• [Exercise description]:
Please list all lines of the material below in which the string "data" occurs.

• [Supplied records]:

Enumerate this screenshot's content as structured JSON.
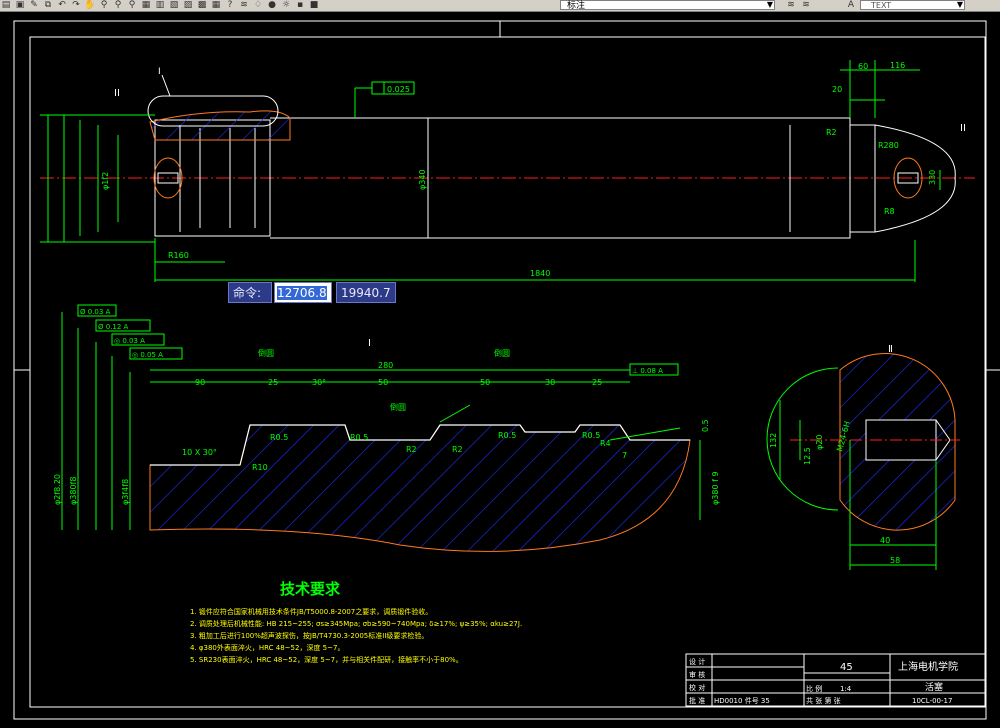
{
  "toolbar": {
    "layer_name": "标注",
    "text_style": "TEXT"
  },
  "command": {
    "label": "命令:",
    "x_value": "12706.8",
    "y_value": "19940.7"
  },
  "drawing": {
    "section_I_label": "I",
    "section_II_label": "II",
    "roman_I": "Ⅰ",
    "roman_II": "Ⅱ",
    "tolerance_top": "0.025",
    "dim_length_total": "1840",
    "dim_60": "60",
    "dim_116": "116",
    "dim_20": "20",
    "dim_r2": "R2",
    "dim_r8": "R8",
    "dim_r280": "R280",
    "dim_330": "330",
    "dim_1f2": "φ1f2",
    "dim_r160": "R160",
    "dim_a": "φ340",
    "tol_box_1": "Ø 0.03 A",
    "tol_box_2": "Ø 0.12 A",
    "tol_box_3": "◎ 0.03 A",
    "tol_box_4": "◎ 0.05 A",
    "tol_box_5": "⊥ 0.08 A",
    "dim_280": "280",
    "dim_90": "90",
    "dim_25a": "25",
    "dim_301": "30°",
    "dim_50a": "50",
    "dim_50b": "50",
    "dim_25b": "25",
    "dim_30": "30",
    "dim_r10": "R10",
    "dim_10x30": "10 X 30°",
    "dim_r05a": "R0.5",
    "dim_r05b": "R0.5",
    "dim_r2a": "R2",
    "dim_r2b": "R2",
    "dim_r05c": "R0.5",
    "dim_r05d": "R0.5",
    "dim_r4": "R4",
    "dim_7": "7",
    "dim_05": "0.5",
    "dim_phi_left1": "φ2f8.20",
    "dim_phi_left2": "φ380f8",
    "dim_phi_left3": "φ3f4f8",
    "dim_phi_right": "φ380 f 9",
    "weld_1": "倒圆",
    "weld_2": "倒圆",
    "weld_3": "倒圆",
    "dim_40": "40",
    "dim_58": "58",
    "dim_132": "132",
    "dim_125": "12.5",
    "dim_m24": "M24-6H",
    "dim_phi20": "φ20"
  },
  "tech_req": {
    "title": "技术要求",
    "items": [
      "1. 锻件应符合国家机械用技术条件JB/T5000.8-2007之要求，调质锻件验收。",
      "2. 调质处理后机械性能: HB 215~255; σs≥345Mpa; σb≥590~740Mpa; δ≥17%; ψ≥35%; αku≥27J.",
      "3. 粗加工后进行100%超声波探伤，按JB/T4730.3-2005标准II级要求检验。",
      "4. φ380外表面淬火，HRC 48~52，深度 5~7。",
      "5. SR230表面淬火，HRC 48~52，深度 5~7，并与相关件配研，接触率不小于80%。"
    ]
  },
  "title_block": {
    "material": "45",
    "school": "上海电机学院",
    "scale_label": "比 例",
    "scale_value": "1:4",
    "part_name": "活塞",
    "sheet_label": "共  张  第  张",
    "drawing_no": "10CL-00-17",
    "row_labels": [
      "设 计",
      "审 核",
      "校 对",
      "批 准"
    ],
    "bottom_row": "HD0010    件号    35"
  },
  "colors": {
    "background": "#000000",
    "outline": "#ffffff",
    "dimension": "#00ff00",
    "centerline": "#ff2020",
    "hatch": "#2020ff",
    "break_line": "#ff7a20",
    "callout": "#ffff00"
  }
}
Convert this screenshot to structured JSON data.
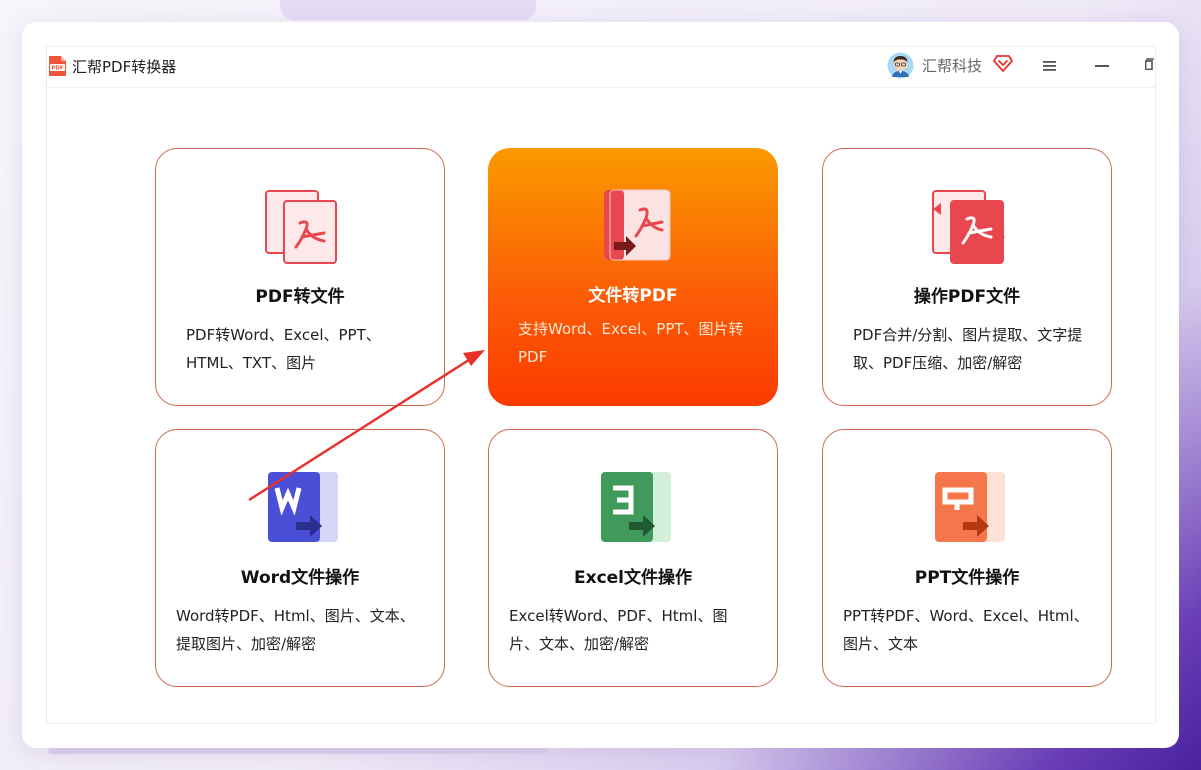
{
  "app": {
    "title": "汇帮PDF转换器"
  },
  "user": {
    "name": "汇帮科技"
  },
  "cards": [
    {
      "title": "PDF转文件",
      "desc": "PDF转Word、Excel、PPT、HTML、TXT、图片"
    },
    {
      "title": "文件转PDF",
      "desc": "支持Word、Excel、PPT、图片转PDF"
    },
    {
      "title": "操作PDF文件",
      "desc": "PDF合并/分割、图片提取、文字提取、PDF压缩、加密/解密"
    },
    {
      "title": "Word文件操作",
      "desc": "Word转PDF、Html、图片、文本、提取图片、加密/解密"
    },
    {
      "title": "Excel文件操作",
      "desc": "Excel转Word、PDF、Html、图片、文本、加密/解密"
    },
    {
      "title": "PPT文件操作",
      "desc": "PPT转PDF、Word、Excel、Html、图片、文本"
    }
  ],
  "colors": {
    "accent_orange": "#fb5a06",
    "card_border": "#cf6a4e",
    "pdf_red": "#e8474f",
    "word_blue": "#4b4fd8",
    "excel_green": "#3f9a5b",
    "ppt_orange": "#f4764a",
    "annotation_arrow": "#e8312c"
  },
  "icons": {
    "app_logo": "pdf-logo-icon",
    "avatar": "user-avatar",
    "vip": "vip-diamond-icon",
    "menu": "hamburger-menu-icon",
    "minimize": "minimize-icon",
    "maximize": "maximize-icon"
  }
}
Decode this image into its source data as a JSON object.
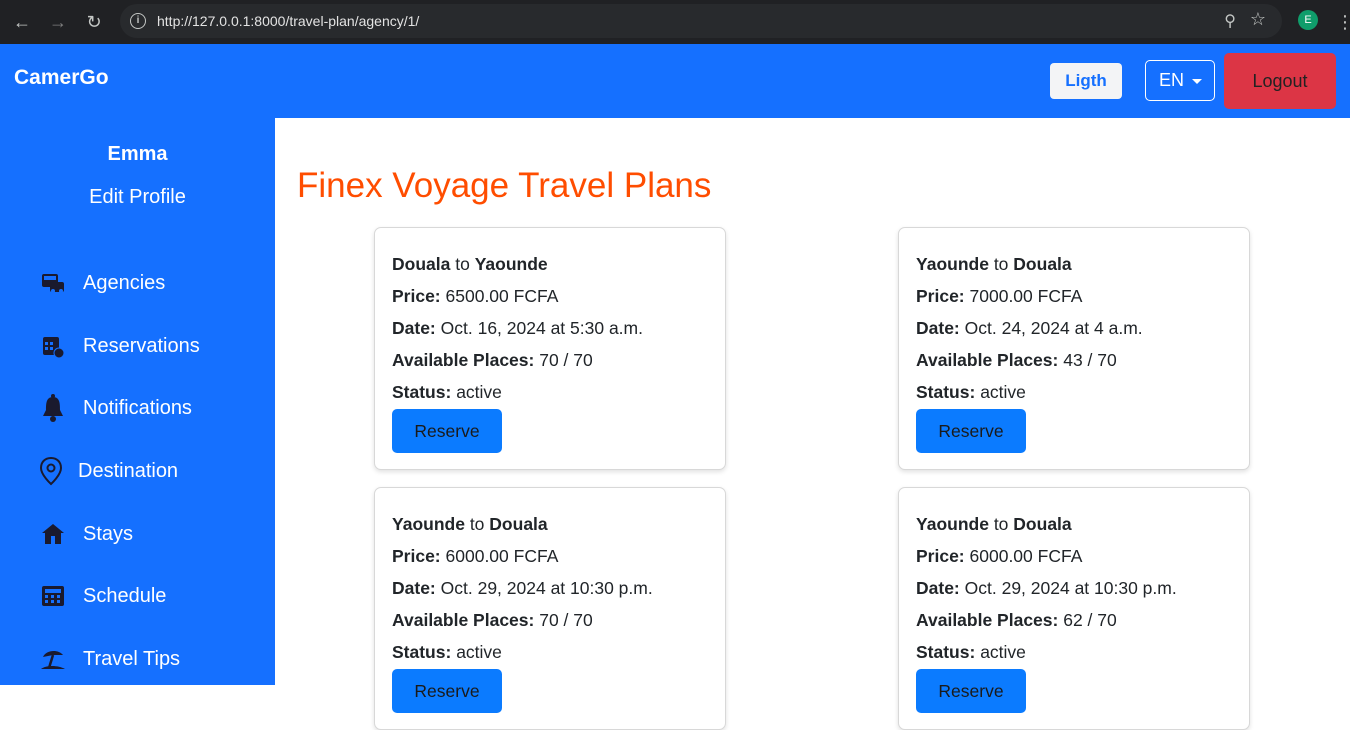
{
  "browser": {
    "url": "http://127.0.0.1:8000/travel-plan/agency/1/",
    "profile_initial": "E"
  },
  "navbar": {
    "brand": "CamerGo",
    "theme_label": "Ligth",
    "language_label": "EN",
    "logout_label": "Logout"
  },
  "sidebar": {
    "user_name": "Emma",
    "edit_profile": "Edit Profile",
    "items": [
      {
        "label": "Agencies",
        "icon": "bus-ticket-icon"
      },
      {
        "label": "Reservations",
        "icon": "calendar-icon"
      },
      {
        "label": "Notifications",
        "icon": "bell-icon"
      },
      {
        "label": "Destination",
        "icon": "location-pin-icon"
      },
      {
        "label": "Stays",
        "icon": "house-icon"
      },
      {
        "label": "Schedule",
        "icon": "calculator-icon"
      },
      {
        "label": "Travel Tips",
        "icon": "beach-icon"
      }
    ]
  },
  "main": {
    "title": "Finex Voyage Travel Plans",
    "labels": {
      "to": "to",
      "price": "Price:",
      "date": "Date:",
      "available": "Available Places:",
      "status": "Status:",
      "reserve": "Reserve"
    },
    "plans": [
      {
        "from": "Douala",
        "to": "Yaounde",
        "price": "6500.00 FCFA",
        "date": "Oct. 16, 2024 at 5:30 a.m.",
        "available": "70 / 70",
        "status": "active"
      },
      {
        "from": "Yaounde",
        "to": "Douala",
        "price": "7000.00 FCFA",
        "date": "Oct. 24, 2024 at 4 a.m.",
        "available": "43 / 70",
        "status": "active"
      },
      {
        "from": "Yaounde",
        "to": "Douala",
        "price": "6000.00 FCFA",
        "date": "Oct. 29, 2024 at 10:30 p.m.",
        "available": "70 / 70",
        "status": "active"
      },
      {
        "from": "Yaounde",
        "to": "Douala",
        "price": "6000.00 FCFA",
        "date": "Oct. 29, 2024 at 10:30 p.m.",
        "available": "62 / 70",
        "status": "active"
      }
    ]
  },
  "colors": {
    "primary": "#1570ff",
    "title": "#ff4d00",
    "logout": "#dc3545",
    "button": "#0b7bff"
  }
}
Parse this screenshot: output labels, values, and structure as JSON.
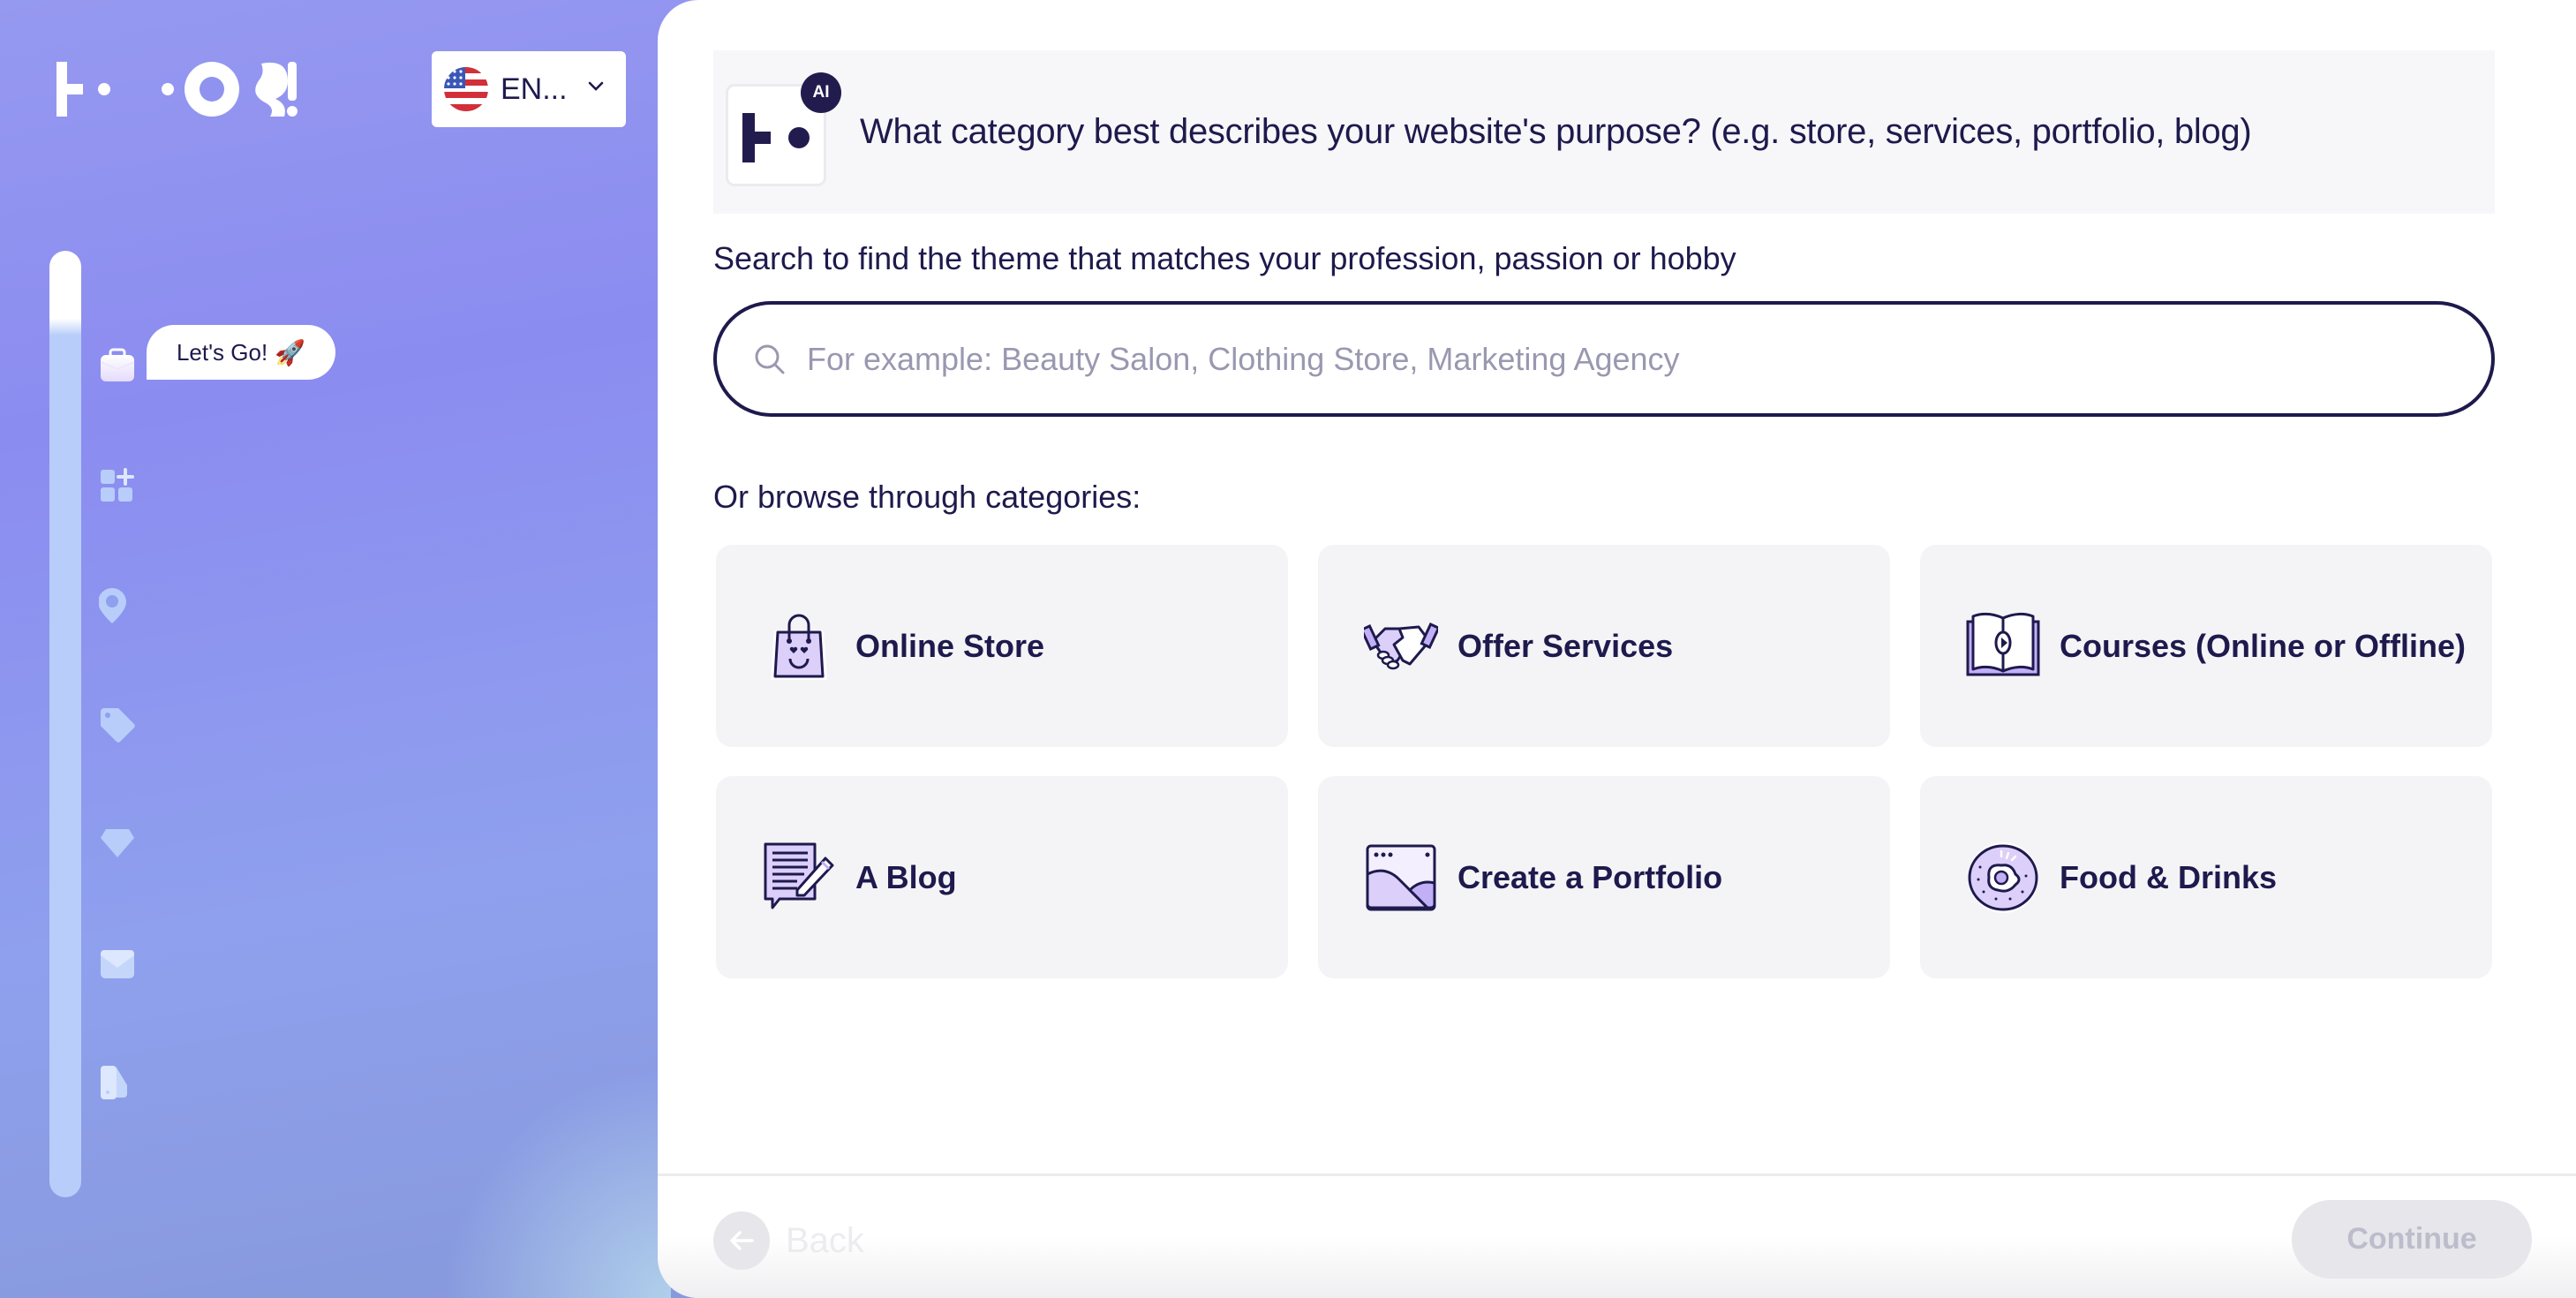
{
  "brand": {
    "logo_text": "HOCOOS!"
  },
  "language": {
    "selected": "EN...",
    "flag": "us-flag-icon"
  },
  "progress": {
    "fraction": 0.09,
    "bubble_label": "Let's Go!",
    "bubble_emoji": "🚀"
  },
  "sidebar": {
    "steps": [
      {
        "icon": "briefcase-icon",
        "active": true
      },
      {
        "icon": "add-widget-icon",
        "active": false
      },
      {
        "icon": "location-pin-icon",
        "active": false
      },
      {
        "icon": "tag-icon",
        "active": false
      },
      {
        "icon": "diamond-icon",
        "active": false
      },
      {
        "icon": "envelope-icon",
        "active": false
      },
      {
        "icon": "palette-swatch-icon",
        "active": false
      }
    ]
  },
  "question": {
    "badge": "AI",
    "text": "What category best describes your website's purpose? (e.g. store, services, portfolio, blog)"
  },
  "search": {
    "label": "Search to find the theme that matches your profession, passion or hobby",
    "placeholder": "For example: Beauty Salon, Clothing Store, Marketing Agency",
    "value": ""
  },
  "browse": {
    "label": "Or browse through categories:",
    "categories": [
      {
        "label": "Online Store",
        "icon": "shopping-bag-icon"
      },
      {
        "label": "Offer Services",
        "icon": "handshake-icon"
      },
      {
        "label": "Courses (Online or Offline)",
        "icon": "open-book-icon"
      },
      {
        "label": "A Blog",
        "icon": "blog-note-icon"
      },
      {
        "label": "Create a Portfolio",
        "icon": "portfolio-image-icon"
      },
      {
        "label": "Food & Drinks",
        "icon": "food-plate-icon"
      }
    ]
  },
  "footer": {
    "back_label": "Back",
    "continue_label": "Continue"
  },
  "colors": {
    "brand_dark": "#1e1a4d",
    "accent_light": "#dccffa",
    "accent": "#c2b0f7",
    "sidebar_bg": "#8b8cf0"
  }
}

• [The response]:
Convert this screenshot to structured JSON data.
Decode this image into its source data as a JSON object.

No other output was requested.